[Dataset listings of figures]

════════════════

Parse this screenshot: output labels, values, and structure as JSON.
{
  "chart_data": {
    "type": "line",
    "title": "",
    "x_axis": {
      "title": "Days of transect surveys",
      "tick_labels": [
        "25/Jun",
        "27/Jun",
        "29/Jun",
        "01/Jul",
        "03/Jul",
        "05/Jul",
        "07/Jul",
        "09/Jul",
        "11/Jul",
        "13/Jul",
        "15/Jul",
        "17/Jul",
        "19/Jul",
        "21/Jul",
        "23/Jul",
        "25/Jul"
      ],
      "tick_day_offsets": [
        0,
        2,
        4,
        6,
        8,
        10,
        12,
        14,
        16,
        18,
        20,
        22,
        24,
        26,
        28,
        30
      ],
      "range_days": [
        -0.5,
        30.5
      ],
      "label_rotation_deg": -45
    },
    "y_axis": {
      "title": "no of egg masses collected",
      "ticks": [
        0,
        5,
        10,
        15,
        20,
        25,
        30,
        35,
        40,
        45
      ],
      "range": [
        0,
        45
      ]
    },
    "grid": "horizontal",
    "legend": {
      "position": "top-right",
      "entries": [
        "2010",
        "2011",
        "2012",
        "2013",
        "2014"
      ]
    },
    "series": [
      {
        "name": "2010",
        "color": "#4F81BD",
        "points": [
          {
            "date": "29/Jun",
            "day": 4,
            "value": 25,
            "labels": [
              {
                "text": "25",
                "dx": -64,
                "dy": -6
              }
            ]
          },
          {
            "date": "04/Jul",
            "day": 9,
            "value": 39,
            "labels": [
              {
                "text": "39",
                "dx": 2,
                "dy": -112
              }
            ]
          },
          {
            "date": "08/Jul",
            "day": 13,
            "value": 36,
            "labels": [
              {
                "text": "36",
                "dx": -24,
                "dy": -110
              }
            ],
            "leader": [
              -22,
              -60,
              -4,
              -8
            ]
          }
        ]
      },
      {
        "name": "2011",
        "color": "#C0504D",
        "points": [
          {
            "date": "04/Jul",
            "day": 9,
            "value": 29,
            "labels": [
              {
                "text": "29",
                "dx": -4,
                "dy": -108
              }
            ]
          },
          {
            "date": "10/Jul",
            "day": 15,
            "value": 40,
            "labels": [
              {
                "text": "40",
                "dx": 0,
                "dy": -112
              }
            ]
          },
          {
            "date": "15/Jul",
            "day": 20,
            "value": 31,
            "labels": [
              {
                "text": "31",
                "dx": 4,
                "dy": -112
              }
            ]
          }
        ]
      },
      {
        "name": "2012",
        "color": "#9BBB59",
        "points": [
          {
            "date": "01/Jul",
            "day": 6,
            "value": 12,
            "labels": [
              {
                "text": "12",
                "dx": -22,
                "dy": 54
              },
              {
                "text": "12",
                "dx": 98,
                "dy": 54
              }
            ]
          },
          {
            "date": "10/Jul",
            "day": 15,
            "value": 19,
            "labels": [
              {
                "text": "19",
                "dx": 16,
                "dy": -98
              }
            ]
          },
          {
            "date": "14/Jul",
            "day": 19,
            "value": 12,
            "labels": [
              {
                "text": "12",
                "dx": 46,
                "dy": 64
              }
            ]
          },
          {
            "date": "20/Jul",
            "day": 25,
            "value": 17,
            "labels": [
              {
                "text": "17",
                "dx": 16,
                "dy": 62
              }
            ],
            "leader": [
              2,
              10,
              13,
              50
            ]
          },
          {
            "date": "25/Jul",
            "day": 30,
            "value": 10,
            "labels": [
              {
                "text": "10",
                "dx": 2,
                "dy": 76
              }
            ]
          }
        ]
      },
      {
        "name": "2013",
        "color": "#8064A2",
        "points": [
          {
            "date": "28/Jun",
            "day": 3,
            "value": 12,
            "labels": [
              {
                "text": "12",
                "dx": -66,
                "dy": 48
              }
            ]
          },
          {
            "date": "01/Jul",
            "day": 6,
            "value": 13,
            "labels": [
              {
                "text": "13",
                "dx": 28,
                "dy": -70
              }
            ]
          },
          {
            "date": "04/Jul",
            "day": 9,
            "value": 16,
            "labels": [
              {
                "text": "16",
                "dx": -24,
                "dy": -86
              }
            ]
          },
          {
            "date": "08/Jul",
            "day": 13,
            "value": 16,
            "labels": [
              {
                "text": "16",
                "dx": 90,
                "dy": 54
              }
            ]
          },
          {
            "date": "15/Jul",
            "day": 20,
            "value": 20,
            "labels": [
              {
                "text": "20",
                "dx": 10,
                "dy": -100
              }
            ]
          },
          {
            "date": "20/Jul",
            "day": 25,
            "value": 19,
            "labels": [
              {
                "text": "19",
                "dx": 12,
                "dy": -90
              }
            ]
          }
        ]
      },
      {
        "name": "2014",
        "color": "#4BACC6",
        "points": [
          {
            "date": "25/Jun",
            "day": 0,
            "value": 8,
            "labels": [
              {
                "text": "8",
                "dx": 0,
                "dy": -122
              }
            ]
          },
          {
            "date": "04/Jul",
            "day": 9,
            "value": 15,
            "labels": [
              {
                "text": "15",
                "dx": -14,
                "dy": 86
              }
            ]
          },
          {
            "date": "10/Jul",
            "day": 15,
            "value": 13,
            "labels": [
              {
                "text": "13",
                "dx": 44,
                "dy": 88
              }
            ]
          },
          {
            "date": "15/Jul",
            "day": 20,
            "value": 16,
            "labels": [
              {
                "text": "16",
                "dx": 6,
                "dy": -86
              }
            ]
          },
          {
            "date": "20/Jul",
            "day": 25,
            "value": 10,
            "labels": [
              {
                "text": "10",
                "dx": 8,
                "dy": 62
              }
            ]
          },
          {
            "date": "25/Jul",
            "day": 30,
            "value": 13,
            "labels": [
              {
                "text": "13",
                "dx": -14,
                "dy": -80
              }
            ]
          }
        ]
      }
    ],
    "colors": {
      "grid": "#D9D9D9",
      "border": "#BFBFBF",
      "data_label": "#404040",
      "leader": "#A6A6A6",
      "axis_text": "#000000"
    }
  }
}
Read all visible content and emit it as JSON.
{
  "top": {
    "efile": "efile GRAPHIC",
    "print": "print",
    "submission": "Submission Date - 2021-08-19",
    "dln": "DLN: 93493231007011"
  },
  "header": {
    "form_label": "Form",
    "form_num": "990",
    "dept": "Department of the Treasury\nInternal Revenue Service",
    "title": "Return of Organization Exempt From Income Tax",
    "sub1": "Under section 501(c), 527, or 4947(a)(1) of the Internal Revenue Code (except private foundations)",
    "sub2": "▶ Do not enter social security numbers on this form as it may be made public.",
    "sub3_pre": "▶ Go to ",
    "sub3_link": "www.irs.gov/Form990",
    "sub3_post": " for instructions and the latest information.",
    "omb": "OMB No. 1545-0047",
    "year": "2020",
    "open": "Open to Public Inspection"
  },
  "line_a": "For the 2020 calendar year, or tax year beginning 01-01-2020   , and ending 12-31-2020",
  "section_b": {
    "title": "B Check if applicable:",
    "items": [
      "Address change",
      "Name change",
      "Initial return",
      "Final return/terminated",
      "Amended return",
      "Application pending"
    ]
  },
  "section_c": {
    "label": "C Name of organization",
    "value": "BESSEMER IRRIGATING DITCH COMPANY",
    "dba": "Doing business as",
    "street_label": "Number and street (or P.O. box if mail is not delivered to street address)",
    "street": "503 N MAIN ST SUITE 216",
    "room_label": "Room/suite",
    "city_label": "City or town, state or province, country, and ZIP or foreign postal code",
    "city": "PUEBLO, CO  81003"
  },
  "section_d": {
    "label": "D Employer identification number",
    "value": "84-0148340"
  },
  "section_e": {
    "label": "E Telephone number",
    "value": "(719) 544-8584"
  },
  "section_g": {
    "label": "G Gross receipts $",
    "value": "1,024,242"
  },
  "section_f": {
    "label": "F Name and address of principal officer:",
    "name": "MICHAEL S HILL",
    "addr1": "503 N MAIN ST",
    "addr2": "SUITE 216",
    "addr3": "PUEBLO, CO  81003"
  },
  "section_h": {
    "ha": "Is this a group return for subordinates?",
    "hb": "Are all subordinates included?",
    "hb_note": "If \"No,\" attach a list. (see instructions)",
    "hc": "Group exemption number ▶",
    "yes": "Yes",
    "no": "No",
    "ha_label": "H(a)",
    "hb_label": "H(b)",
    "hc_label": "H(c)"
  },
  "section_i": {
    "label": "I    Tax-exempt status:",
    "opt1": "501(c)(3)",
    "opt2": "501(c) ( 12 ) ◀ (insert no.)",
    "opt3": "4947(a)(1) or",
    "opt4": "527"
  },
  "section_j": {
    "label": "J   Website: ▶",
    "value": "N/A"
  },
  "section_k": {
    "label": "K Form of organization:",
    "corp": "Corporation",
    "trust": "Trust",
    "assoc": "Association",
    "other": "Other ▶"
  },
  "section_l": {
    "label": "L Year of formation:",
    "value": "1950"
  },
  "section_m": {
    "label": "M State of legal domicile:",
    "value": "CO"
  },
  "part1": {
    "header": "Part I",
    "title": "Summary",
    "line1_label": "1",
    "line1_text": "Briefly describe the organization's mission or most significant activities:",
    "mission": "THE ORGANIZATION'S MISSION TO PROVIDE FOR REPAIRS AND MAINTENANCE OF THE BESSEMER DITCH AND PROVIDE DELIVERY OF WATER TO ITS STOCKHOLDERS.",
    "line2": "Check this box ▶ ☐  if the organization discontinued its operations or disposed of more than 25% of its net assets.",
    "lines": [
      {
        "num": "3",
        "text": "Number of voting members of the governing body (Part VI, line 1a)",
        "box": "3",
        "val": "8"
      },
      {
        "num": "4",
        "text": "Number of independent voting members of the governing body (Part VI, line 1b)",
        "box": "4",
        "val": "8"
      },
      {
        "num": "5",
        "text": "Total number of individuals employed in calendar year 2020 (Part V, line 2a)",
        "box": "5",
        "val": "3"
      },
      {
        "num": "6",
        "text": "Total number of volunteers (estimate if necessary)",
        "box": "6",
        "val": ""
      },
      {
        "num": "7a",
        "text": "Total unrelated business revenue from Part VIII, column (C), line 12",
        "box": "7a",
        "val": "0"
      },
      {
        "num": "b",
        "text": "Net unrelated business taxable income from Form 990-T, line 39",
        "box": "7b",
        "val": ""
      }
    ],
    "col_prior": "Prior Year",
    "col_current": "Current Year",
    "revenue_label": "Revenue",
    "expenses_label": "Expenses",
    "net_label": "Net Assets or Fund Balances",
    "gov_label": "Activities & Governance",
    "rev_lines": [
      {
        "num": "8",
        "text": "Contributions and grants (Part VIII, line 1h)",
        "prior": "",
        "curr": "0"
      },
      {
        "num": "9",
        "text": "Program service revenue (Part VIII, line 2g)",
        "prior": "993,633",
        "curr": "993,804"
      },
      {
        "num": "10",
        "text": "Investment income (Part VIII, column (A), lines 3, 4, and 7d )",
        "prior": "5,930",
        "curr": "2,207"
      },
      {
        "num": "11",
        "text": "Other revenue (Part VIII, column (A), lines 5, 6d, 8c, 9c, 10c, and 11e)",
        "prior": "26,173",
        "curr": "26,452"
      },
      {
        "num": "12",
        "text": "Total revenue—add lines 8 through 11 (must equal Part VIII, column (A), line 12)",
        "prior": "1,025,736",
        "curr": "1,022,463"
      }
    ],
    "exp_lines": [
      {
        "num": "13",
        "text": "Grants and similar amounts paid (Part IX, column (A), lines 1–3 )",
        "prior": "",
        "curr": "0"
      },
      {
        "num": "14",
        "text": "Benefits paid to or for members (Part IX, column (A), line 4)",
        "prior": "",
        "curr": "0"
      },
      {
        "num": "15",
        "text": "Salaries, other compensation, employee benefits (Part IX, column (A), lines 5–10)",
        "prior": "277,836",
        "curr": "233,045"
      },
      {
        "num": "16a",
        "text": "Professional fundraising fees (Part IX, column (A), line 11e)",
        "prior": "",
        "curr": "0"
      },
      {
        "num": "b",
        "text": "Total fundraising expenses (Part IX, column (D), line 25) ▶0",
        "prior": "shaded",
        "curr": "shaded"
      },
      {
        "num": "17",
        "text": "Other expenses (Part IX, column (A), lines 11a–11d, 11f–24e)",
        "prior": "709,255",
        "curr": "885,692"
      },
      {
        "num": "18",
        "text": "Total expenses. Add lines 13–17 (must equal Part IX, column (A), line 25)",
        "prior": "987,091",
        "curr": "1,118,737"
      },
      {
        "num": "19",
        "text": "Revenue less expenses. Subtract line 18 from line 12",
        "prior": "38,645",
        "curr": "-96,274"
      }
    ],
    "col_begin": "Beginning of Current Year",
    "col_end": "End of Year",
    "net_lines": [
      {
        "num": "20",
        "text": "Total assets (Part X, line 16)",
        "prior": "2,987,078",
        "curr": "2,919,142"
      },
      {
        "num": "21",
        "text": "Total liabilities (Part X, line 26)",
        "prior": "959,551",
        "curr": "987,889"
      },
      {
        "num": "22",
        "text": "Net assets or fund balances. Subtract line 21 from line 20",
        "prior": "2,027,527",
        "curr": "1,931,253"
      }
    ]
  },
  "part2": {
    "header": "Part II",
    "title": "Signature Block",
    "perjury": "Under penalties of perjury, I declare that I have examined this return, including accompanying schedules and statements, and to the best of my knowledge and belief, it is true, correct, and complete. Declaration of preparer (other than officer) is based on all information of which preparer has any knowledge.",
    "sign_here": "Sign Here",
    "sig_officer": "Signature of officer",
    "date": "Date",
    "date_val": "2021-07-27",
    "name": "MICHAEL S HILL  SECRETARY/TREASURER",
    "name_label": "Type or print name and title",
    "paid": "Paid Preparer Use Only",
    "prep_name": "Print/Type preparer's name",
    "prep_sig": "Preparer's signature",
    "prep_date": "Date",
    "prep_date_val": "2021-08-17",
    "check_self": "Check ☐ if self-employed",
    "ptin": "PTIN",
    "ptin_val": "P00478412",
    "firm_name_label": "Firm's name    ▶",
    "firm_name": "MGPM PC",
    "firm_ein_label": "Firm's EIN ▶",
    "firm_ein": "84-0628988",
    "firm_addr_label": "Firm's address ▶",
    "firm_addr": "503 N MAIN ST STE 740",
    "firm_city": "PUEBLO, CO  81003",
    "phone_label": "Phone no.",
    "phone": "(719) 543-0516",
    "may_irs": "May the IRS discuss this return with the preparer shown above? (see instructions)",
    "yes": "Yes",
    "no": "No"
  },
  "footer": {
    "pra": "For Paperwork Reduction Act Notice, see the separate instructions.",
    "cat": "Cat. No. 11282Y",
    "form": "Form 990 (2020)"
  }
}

════════════════

**YOUR OBJECTIVE**.
Each line in the entries above that includes the string "Current" should be extracted.

**SOLUTION**.
    "col_current": "Current Year",
    "col_begin": "Beginning of Current Year",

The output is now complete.